▸ **What you will do**:
Copy out each line that has "title" in it.

▸ **Source material**:

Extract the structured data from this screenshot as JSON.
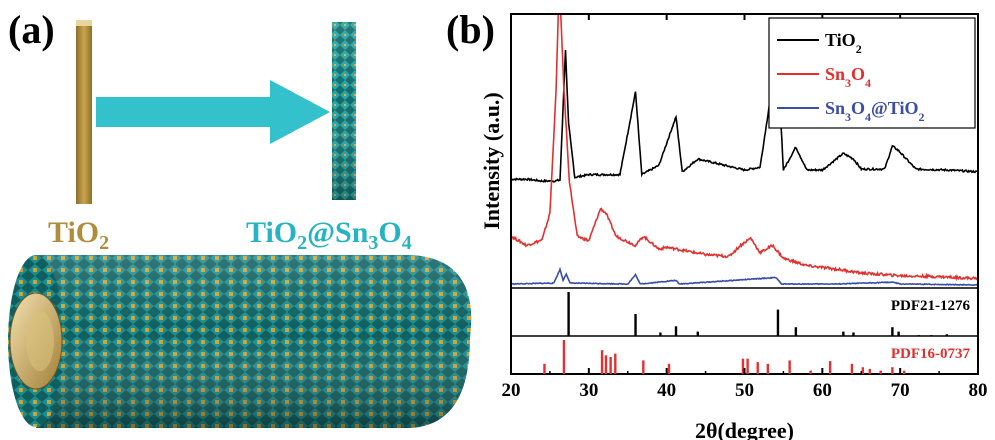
{
  "panel_a": {
    "label": "(a)",
    "left_material": "TiO",
    "left_material_sub": "2",
    "right_material": {
      "p1": "TiO",
      "s1": "2",
      "p2": "@Sn",
      "s2": "3",
      "p3": "O",
      "s3": "4"
    },
    "colors": {
      "rod": "#b08d3c",
      "rod_light": "#c9a551",
      "arrow": "#33c1cc",
      "right_label": "#27b4c2",
      "nanosheet": "#1b7f7f"
    }
  },
  "chart_data": {
    "type": "line",
    "panel_label": "(b)",
    "xlabel": "2θ(degree)",
    "ylabel": "Intensity (a.u.)",
    "xlim": [
      20,
      80
    ],
    "xticks": [
      20,
      30,
      40,
      50,
      60,
      70,
      80
    ],
    "legend_position": "top-right",
    "legend": [
      {
        "parts": [
          {
            "t": "TiO",
            "sub": false
          },
          {
            "t": "2",
            "sub": true
          }
        ],
        "color": "#000000"
      },
      {
        "parts": [
          {
            "t": "Sn",
            "sub": false
          },
          {
            "t": "3",
            "sub": true
          },
          {
            "t": "O",
            "sub": false
          },
          {
            "t": "4",
            "sub": true
          }
        ],
        "color": "#e3302f"
      },
      {
        "parts": [
          {
            "t": "Sn",
            "sub": false
          },
          {
            "t": "3",
            "sub": true
          },
          {
            "t": "O",
            "sub": false
          },
          {
            "t": "4",
            "sub": true
          },
          {
            "t": "@TiO",
            "sub": false
          },
          {
            "t": "2",
            "sub": true
          }
        ],
        "color": "#3a4ea8"
      }
    ],
    "series": [
      {
        "key": "tio2",
        "color": "#000000",
        "baseline": 175,
        "noise": 1.0,
        "points": [
          [
            20,
            190
          ],
          [
            22,
            190
          ],
          [
            24,
            188
          ],
          [
            25.5,
            188
          ],
          [
            26.3,
            189
          ],
          [
            27.0,
            330
          ],
          [
            27.4,
            250
          ],
          [
            28.2,
            192
          ],
          [
            30,
            195
          ],
          [
            34,
            195
          ],
          [
            36.0,
            285
          ],
          [
            36.8,
            195
          ],
          [
            39.0,
            205
          ],
          [
            41.2,
            258
          ],
          [
            42,
            198
          ],
          [
            44.0,
            212
          ],
          [
            50,
            200
          ],
          [
            52,
            203
          ],
          [
            54.2,
            328
          ],
          [
            55,
            200
          ],
          [
            56.6,
            225
          ],
          [
            58,
            200
          ],
          [
            60,
            200
          ],
          [
            62.7,
            218
          ],
          [
            64,
            212
          ],
          [
            65,
            201
          ],
          [
            68,
            201
          ],
          [
            69.0,
            226
          ],
          [
            69.8,
            221
          ],
          [
            72,
            201
          ],
          [
            76,
            200
          ],
          [
            80,
            198
          ]
        ]
      },
      {
        "key": "sn3o4",
        "color": "#e3302f",
        "baseline": 100,
        "noise": 1.4,
        "points": [
          [
            20,
            140
          ],
          [
            22,
            130
          ],
          [
            24,
            136
          ],
          [
            25,
            165
          ],
          [
            25.8,
            300
          ],
          [
            26.2,
            420
          ],
          [
            26.8,
            300
          ],
          [
            27.5,
            200
          ],
          [
            28.5,
            140
          ],
          [
            30,
            135
          ],
          [
            31.5,
            170
          ],
          [
            32.2,
            165
          ],
          [
            33.5,
            140
          ],
          [
            36,
            130
          ],
          [
            37.0,
            140
          ],
          [
            39,
            126
          ],
          [
            40,
            128
          ],
          [
            45,
            120
          ],
          [
            48,
            118
          ],
          [
            49.5,
            130
          ],
          [
            50.8,
            138
          ],
          [
            52,
            122
          ],
          [
            53.6,
            130
          ],
          [
            55,
            116
          ],
          [
            58,
            108
          ],
          [
            62,
            104
          ],
          [
            65,
            100
          ],
          [
            70,
            97
          ],
          [
            75,
            96
          ],
          [
            80,
            94
          ]
        ]
      },
      {
        "key": "sn3o4_tio2",
        "color": "#3a4ea8",
        "baseline": 58,
        "noise": 0.4,
        "points": [
          [
            20,
            58
          ],
          [
            25.5,
            59
          ],
          [
            26.3,
            74
          ],
          [
            26.7,
            62
          ],
          [
            27.1,
            69
          ],
          [
            27.6,
            59
          ],
          [
            35,
            58
          ],
          [
            36.0,
            68
          ],
          [
            36.6,
            58
          ],
          [
            41.2,
            62
          ],
          [
            41.6,
            58
          ],
          [
            54.0,
            65
          ],
          [
            54.8,
            58
          ],
          [
            62,
            58
          ],
          [
            69,
            60
          ],
          [
            70,
            58
          ],
          [
            80,
            57
          ]
        ]
      }
    ],
    "reference_patterns": [
      {
        "name": "PDF21-1276",
        "color": "#000000",
        "sticks": [
          [
            27.4,
            100
          ],
          [
            36.0,
            50
          ],
          [
            39.2,
            8
          ],
          [
            41.2,
            22
          ],
          [
            44.0,
            10
          ],
          [
            54.3,
            60
          ],
          [
            56.6,
            20
          ],
          [
            62.7,
            10
          ],
          [
            64.0,
            8
          ],
          [
            69.0,
            20
          ],
          [
            69.8,
            10
          ],
          [
            72.4,
            2
          ],
          [
            74.0,
            2
          ],
          [
            76.0,
            4
          ]
        ]
      },
      {
        "name": "PDF16-0737",
        "color": "#e3302f",
        "sticks": [
          [
            24.3,
            30
          ],
          [
            26.8,
            100
          ],
          [
            31.7,
            70
          ],
          [
            32.2,
            55
          ],
          [
            32.8,
            50
          ],
          [
            33.4,
            60
          ],
          [
            37.0,
            40
          ],
          [
            40.3,
            30
          ],
          [
            49.8,
            45
          ],
          [
            50.4,
            45
          ],
          [
            51.7,
            35
          ],
          [
            53.0,
            30
          ],
          [
            55.8,
            40
          ],
          [
            58.5,
            10
          ],
          [
            61.0,
            38
          ],
          [
            63.8,
            30
          ],
          [
            65.2,
            20
          ],
          [
            66.1,
            15
          ],
          [
            67.5,
            10
          ],
          [
            69.0,
            20
          ],
          [
            70.5,
            10
          ]
        ]
      }
    ]
  }
}
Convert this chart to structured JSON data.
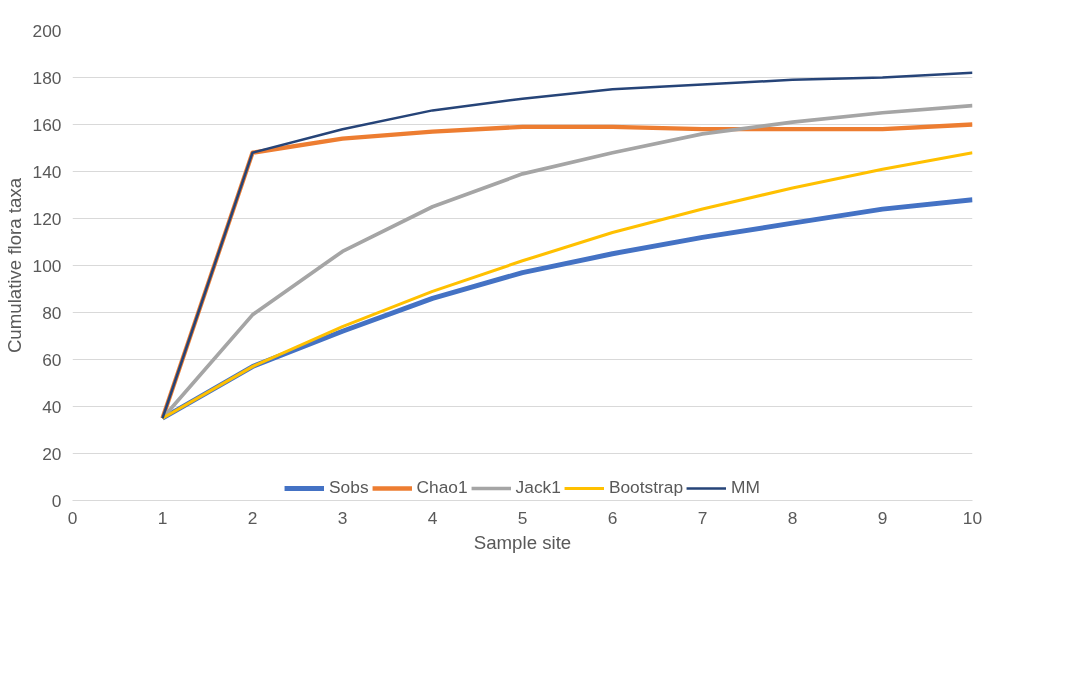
{
  "chart_data": {
    "type": "line",
    "xlabel": "Sample site",
    "ylabel": "Cumulative flora taxa",
    "x": [
      1,
      2,
      3,
      4,
      5,
      6,
      7,
      8,
      9,
      10
    ],
    "series": [
      {
        "name": "Sobs",
        "color": "#4472c4",
        "values": [
          35,
          57,
          72,
          86,
          97,
          105,
          112,
          118,
          124,
          128
        ]
      },
      {
        "name": "Chao1",
        "color": "#ed7d31",
        "values": [
          35,
          148,
          154,
          157,
          159,
          159,
          158,
          158,
          158,
          160
        ]
      },
      {
        "name": "Jack1",
        "color": "#a5a5a5",
        "values": [
          35,
          79,
          106,
          125,
          139,
          148,
          156,
          161,
          165,
          168
        ]
      },
      {
        "name": "Bootstrap",
        "color": "#ffc000",
        "values": [
          35,
          57,
          74,
          89,
          102,
          114,
          124,
          133,
          141,
          148
        ]
      },
      {
        "name": "MM",
        "color": "#264478",
        "values": [
          35,
          148,
          158,
          166,
          171,
          175,
          177,
          179,
          180,
          182
        ]
      }
    ],
    "xlim": [
      0,
      10
    ],
    "xticks": [
      0,
      1,
      2,
      3,
      4,
      5,
      6,
      7,
      8,
      9,
      10
    ],
    "ylim": [
      0,
      200
    ],
    "yticks": [
      0,
      20,
      40,
      60,
      80,
      100,
      120,
      140,
      160,
      180,
      200
    ],
    "grid": "y",
    "legend": "bottom",
    "marker": "none",
    "line_style": "solid"
  }
}
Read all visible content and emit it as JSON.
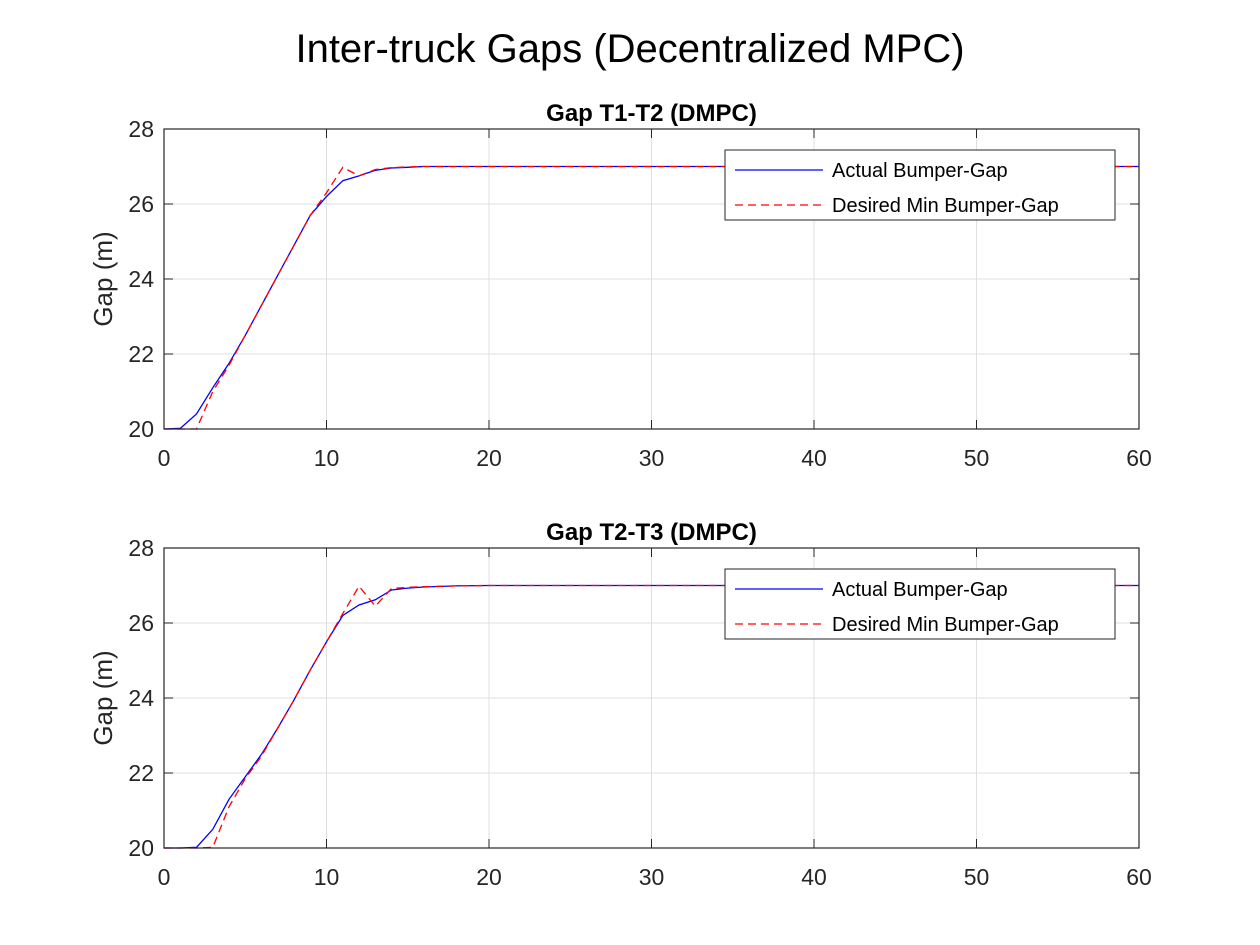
{
  "figure": {
    "title": "Inter-truck Gaps (Decentralized MPC)"
  },
  "chart_data": [
    {
      "type": "line",
      "title": "Gap T1-T2 (DMPC)",
      "xlabel": "",
      "ylabel": "Gap (m)",
      "xlim": [
        0,
        60
      ],
      "ylim": [
        20,
        28
      ],
      "xticks": [
        0,
        10,
        20,
        30,
        40,
        50,
        60
      ],
      "yticks": [
        20,
        22,
        24,
        26,
        28
      ],
      "grid": true,
      "legend_position": "top-right",
      "series": [
        {
          "name": "Actual Bumper-Gap",
          "color": "#0000ff",
          "style": "solid",
          "x": [
            0,
            1,
            2,
            3,
            4,
            5,
            6,
            7,
            8,
            9,
            10,
            11,
            12,
            13,
            14,
            15,
            16,
            18,
            20,
            30,
            40,
            50,
            60
          ],
          "y": [
            20,
            20.02,
            20.4,
            21.1,
            21.75,
            22.5,
            23.3,
            24.1,
            24.9,
            25.7,
            26.2,
            26.62,
            26.75,
            26.9,
            26.96,
            26.98,
            27.0,
            27.0,
            27.0,
            27.0,
            27.0,
            27.0,
            27.0
          ]
        },
        {
          "name": "Desired Min Bumper-Gap",
          "color": "#ff0000",
          "style": "dashed",
          "x": [
            0,
            1,
            2,
            3,
            4,
            5,
            6,
            7,
            8,
            9,
            10,
            11,
            12,
            13,
            14,
            15,
            16,
            18,
            20,
            30,
            40,
            50,
            60
          ],
          "y": [
            20,
            20,
            20,
            21.0,
            21.7,
            22.5,
            23.3,
            24.1,
            24.9,
            25.7,
            26.3,
            26.98,
            26.75,
            26.92,
            26.97,
            26.99,
            27.0,
            27.0,
            27.0,
            27.0,
            27.0,
            27.0,
            27.0
          ]
        }
      ]
    },
    {
      "type": "line",
      "title": "Gap T2-T3 (DMPC)",
      "xlabel": "",
      "ylabel": "Gap (m)",
      "xlim": [
        0,
        60
      ],
      "ylim": [
        20,
        28
      ],
      "xticks": [
        0,
        10,
        20,
        30,
        40,
        50,
        60
      ],
      "yticks": [
        20,
        22,
        24,
        26,
        28
      ],
      "grid": true,
      "legend_position": "top-right",
      "series": [
        {
          "name": "Actual Bumper-Gap",
          "color": "#0000ff",
          "style": "solid",
          "x": [
            0,
            1,
            2,
            3,
            4,
            5,
            6,
            7,
            8,
            9,
            10,
            11,
            12,
            13,
            14,
            15,
            16,
            18,
            20,
            30,
            40,
            50,
            60
          ],
          "y": [
            20,
            20,
            20.02,
            20.5,
            21.3,
            21.9,
            22.5,
            23.2,
            23.95,
            24.75,
            25.5,
            26.2,
            26.48,
            26.62,
            26.88,
            26.93,
            26.96,
            26.99,
            27.0,
            27.0,
            27.0,
            27.0,
            27.0
          ]
        },
        {
          "name": "Desired Min Bumper-Gap",
          "color": "#ff0000",
          "style": "dashed",
          "x": [
            0,
            1,
            2,
            3,
            4,
            5,
            6,
            7,
            8,
            9,
            10,
            11,
            12,
            13,
            14,
            15,
            16,
            18,
            20,
            30,
            40,
            50,
            60
          ],
          "y": [
            20,
            20,
            20,
            20.02,
            21.1,
            21.85,
            22.45,
            23.2,
            23.95,
            24.75,
            25.5,
            26.25,
            26.98,
            26.45,
            26.92,
            26.95,
            26.97,
            26.99,
            27.0,
            27.0,
            27.0,
            27.0,
            27.0
          ]
        }
      ]
    }
  ]
}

▸ **Exercise result**:
    "title": "Inter-truck Gaps (Decentralized MPC)"
      "title": "Gap T1-T2 (DMPC)",
      "title": "Gap T2-T3 (DMPC)",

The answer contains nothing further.